↓
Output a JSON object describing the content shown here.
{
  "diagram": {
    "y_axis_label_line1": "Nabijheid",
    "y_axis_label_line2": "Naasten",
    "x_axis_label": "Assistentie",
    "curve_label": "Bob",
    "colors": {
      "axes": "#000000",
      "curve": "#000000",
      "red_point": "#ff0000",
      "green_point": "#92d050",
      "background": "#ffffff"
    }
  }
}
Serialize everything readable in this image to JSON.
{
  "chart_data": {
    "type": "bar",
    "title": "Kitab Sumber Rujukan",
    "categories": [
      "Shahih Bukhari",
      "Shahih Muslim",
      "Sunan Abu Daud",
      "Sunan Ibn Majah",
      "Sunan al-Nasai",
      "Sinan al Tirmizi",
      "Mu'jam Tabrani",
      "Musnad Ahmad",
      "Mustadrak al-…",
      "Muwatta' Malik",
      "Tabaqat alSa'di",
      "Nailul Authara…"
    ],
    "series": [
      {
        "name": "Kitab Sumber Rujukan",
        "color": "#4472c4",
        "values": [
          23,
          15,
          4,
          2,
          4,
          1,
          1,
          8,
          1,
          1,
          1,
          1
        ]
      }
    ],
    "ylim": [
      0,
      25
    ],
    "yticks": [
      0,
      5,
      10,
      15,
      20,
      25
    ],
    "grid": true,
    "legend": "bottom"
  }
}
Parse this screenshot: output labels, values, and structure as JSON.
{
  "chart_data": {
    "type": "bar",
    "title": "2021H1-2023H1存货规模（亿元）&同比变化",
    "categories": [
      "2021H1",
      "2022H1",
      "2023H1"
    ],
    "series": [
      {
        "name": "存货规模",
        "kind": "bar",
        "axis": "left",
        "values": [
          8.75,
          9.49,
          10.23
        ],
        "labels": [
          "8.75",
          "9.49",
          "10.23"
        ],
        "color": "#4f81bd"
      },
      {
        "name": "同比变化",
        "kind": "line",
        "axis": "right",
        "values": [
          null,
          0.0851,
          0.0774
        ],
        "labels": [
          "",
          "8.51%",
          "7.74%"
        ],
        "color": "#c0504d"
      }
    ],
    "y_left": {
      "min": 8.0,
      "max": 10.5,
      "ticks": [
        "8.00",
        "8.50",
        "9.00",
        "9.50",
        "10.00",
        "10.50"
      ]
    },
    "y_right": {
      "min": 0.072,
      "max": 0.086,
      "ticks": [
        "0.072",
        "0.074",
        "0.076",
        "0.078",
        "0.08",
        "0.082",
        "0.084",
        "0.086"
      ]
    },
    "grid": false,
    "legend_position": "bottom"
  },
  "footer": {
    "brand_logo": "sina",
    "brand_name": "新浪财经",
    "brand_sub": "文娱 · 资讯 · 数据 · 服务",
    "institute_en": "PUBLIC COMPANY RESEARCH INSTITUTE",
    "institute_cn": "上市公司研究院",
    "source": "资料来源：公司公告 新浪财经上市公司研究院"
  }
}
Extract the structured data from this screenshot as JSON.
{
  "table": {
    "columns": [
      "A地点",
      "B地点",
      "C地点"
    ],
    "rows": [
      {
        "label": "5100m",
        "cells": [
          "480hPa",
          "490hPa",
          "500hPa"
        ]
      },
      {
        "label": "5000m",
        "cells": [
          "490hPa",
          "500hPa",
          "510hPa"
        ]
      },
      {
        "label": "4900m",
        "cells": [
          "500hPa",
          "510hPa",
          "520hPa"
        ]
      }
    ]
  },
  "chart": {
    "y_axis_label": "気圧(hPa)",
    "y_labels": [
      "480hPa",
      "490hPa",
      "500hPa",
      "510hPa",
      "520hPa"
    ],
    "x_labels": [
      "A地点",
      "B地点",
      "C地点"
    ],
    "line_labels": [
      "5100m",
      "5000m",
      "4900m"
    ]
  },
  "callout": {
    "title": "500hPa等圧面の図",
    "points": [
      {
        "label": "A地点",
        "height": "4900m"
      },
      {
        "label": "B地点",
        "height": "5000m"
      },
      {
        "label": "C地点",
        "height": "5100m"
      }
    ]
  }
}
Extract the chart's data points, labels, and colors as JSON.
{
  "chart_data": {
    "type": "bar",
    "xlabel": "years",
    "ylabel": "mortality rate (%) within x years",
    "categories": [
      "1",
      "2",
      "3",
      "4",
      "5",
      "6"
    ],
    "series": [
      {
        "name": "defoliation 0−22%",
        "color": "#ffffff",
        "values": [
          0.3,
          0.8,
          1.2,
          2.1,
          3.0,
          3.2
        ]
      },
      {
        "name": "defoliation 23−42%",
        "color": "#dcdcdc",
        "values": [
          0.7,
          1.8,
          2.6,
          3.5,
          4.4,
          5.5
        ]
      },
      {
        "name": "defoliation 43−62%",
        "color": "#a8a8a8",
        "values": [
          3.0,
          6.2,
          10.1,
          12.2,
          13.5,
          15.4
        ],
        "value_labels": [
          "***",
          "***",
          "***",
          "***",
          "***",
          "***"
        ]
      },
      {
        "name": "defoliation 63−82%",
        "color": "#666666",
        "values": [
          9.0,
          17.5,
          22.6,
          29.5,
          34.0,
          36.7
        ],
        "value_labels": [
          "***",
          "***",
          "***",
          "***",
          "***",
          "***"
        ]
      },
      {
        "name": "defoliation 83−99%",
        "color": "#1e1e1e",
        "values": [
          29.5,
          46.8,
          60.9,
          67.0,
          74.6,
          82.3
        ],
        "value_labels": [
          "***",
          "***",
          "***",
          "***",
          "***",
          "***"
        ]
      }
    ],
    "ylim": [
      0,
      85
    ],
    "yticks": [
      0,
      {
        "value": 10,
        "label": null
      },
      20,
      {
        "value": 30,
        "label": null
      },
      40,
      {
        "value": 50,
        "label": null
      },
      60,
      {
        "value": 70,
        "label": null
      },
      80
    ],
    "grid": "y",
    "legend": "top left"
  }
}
↑
Word for word, write out the data.

Output a JSON object describing the content shown here.
{
  "diagram": {
    "y_axis_label_line1": "Nabijheid",
    "y_axis_label_line2": "Naasten",
    "x_axis_label": "Assistentie",
    "curve_label": "Bob",
    "colors": {
      "axes": "#000000",
      "curve": "#000000",
      "red_point": "#ff0000",
      "green_point": "#92d050",
      "background": "#ffffff"
    }
  }
}
Serialize everything readable in this image to JSON.
{
  "chart_data": {
    "type": "bar",
    "title": "Kitab Sumber Rujukan",
    "categories": [
      "Shahih Bukhari",
      "Shahih Muslim",
      "Sunan Abu Daud",
      "Sunan Ibn Majah",
      "Sunan al-Nasai",
      "Sinan al Tirmizi",
      "Mu'jam Tabrani",
      "Musnad Ahmad",
      "Mustadrak al-…",
      "Muwatta' Malik",
      "Tabaqat alSa'di",
      "Nailul Authara…"
    ],
    "series": [
      {
        "name": "Kitab Sumber Rujukan",
        "color": "#4472c4",
        "values": [
          23,
          15,
          4,
          2,
          4,
          1,
          1,
          8,
          1,
          1,
          1,
          1
        ]
      }
    ],
    "ylim": [
      0,
      25
    ],
    "yticks": [
      0,
      5,
      10,
      15,
      20,
      25
    ],
    "grid": true,
    "legend": "bottom"
  }
}
Parse this screenshot: output labels, values, and structure as JSON.
{
  "chart_data": {
    "type": "bar",
    "title": "2021H1-2023H1存货规模（亿元）&同比变化",
    "categories": [
      "2021H1",
      "2022H1",
      "2023H1"
    ],
    "series": [
      {
        "name": "存货规模",
        "kind": "bar",
        "axis": "left",
        "values": [
          8.75,
          9.49,
          10.23
        ],
        "labels": [
          "8.75",
          "9.49",
          "10.23"
        ],
        "color": "#4f81bd"
      },
      {
        "name": "同比变化",
        "kind": "line",
        "axis": "right",
        "values": [
          null,
          0.0851,
          0.0774
        ],
        "labels": [
          "",
          "8.51%",
          "7.74%"
        ],
        "color": "#c0504d"
      }
    ],
    "y_left": {
      "min": 8.0,
      "max": 10.5,
      "ticks": [
        "8.00",
        "8.50",
        "9.00",
        "9.50",
        "10.00",
        "10.50"
      ]
    },
    "y_right": {
      "min": 0.072,
      "max": 0.086,
      "ticks": [
        "0.072",
        "0.074",
        "0.076",
        "0.078",
        "0.08",
        "0.082",
        "0.084",
        "0.086"
      ]
    },
    "grid": false,
    "legend_position": "bottom"
  },
  "footer": {
    "brand_logo": "sina",
    "brand_name": "新浪财经",
    "brand_sub": "文娱 · 资讯 · 数据 · 服务",
    "institute_en": "PUBLIC COMPANY RESEARCH INSTITUTE",
    "institute_cn": "上市公司研究院",
    "source": "资料来源：公司公告 新浪财经上市公司研究院"
  }
}
Extract the structured data from this screenshot as JSON.
{
  "table": {
    "columns": [
      "A地点",
      "B地点",
      "C地点"
    ],
    "rows": [
      {
        "label": "5100m",
        "cells": [
          "480hPa",
          "490hPa",
          "500hPa"
        ]
      },
      {
        "label": "5000m",
        "cells": [
          "490hPa",
          "500hPa",
          "510hPa"
        ]
      },
      {
        "label": "4900m",
        "cells": [
          "500hPa",
          "510hPa",
          "520hPa"
        ]
      }
    ]
  },
  "chart": {
    "y_axis_label": "気圧(hPa)",
    "y_labels": [
      "480hPa",
      "490hPa",
      "500hPa",
      "510hPa",
      "520hPa"
    ],
    "x_labels": [
      "A地点",
      "B地点",
      "C地点"
    ],
    "line_labels": [
      "5100m",
      "5000m",
      "4900m"
    ]
  },
  "callout": {
    "title": "500hPa等圧面の図",
    "points": [
      {
        "label": "A地点",
        "height": "4900m"
      },
      {
        "label": "B地点",
        "height": "5000m"
      },
      {
        "label": "C地点",
        "height": "5100m"
      }
    ]
  }
}
Extract the chart's data points, labels, and colors as JSON.
{
  "chart_data": {
    "type": "bar",
    "xlabel": "years",
    "ylabel": "mortality rate (%) within x years",
    "categories": [
      "1",
      "2",
      "3",
      "4",
      "5",
      "6"
    ],
    "series": [
      {
        "name": "defoliation 0−22%",
        "color": "#ffffff",
        "values": [
          0.3,
          0.8,
          1.2,
          2.1,
          3.0,
          3.2
        ]
      },
      {
        "name": "defoliation 23−42%",
        "color": "#dcdcdc",
        "values": [
          0.7,
          1.8,
          2.6,
          3.5,
          4.4,
          5.5
        ]
      },
      {
        "name": "defoliation 43−62%",
        "color": "#a8a8a8",
        "values": [
          3.0,
          6.2,
          10.1,
          12.2,
          13.5,
          15.4
        ],
        "value_labels": [
          "***",
          "***",
          "***",
          "***",
          "***",
          "***"
        ]
      },
      {
        "name": "defoliation 63−82%",
        "color": "#666666",
        "values": [
          9.0,
          17.5,
          22.6,
          29.5,
          34.0,
          36.7
        ],
        "value_labels": [
          "***",
          "***",
          "***",
          "***",
          "***",
          "***"
        ]
      },
      {
        "name": "defoliation 83−99%",
        "color": "#1e1e1e",
        "values": [
          29.5,
          46.8,
          60.9,
          67.0,
          74.6,
          82.3
        ],
        "value_labels": [
          "***",
          "***",
          "***",
          "***",
          "***",
          "***"
        ]
      }
    ],
    "ylim": [
      0,
      85
    ],
    "yticks": [
      0,
      {
        "value": 10,
        "label": null
      },
      20,
      {
        "value": 30,
        "label": null
      },
      40,
      {
        "value": 50,
        "label": null
      },
      60,
      {
        "value": 70,
        "label": null
      },
      80
    ],
    "grid": "y",
    "legend": "top left"
  }
}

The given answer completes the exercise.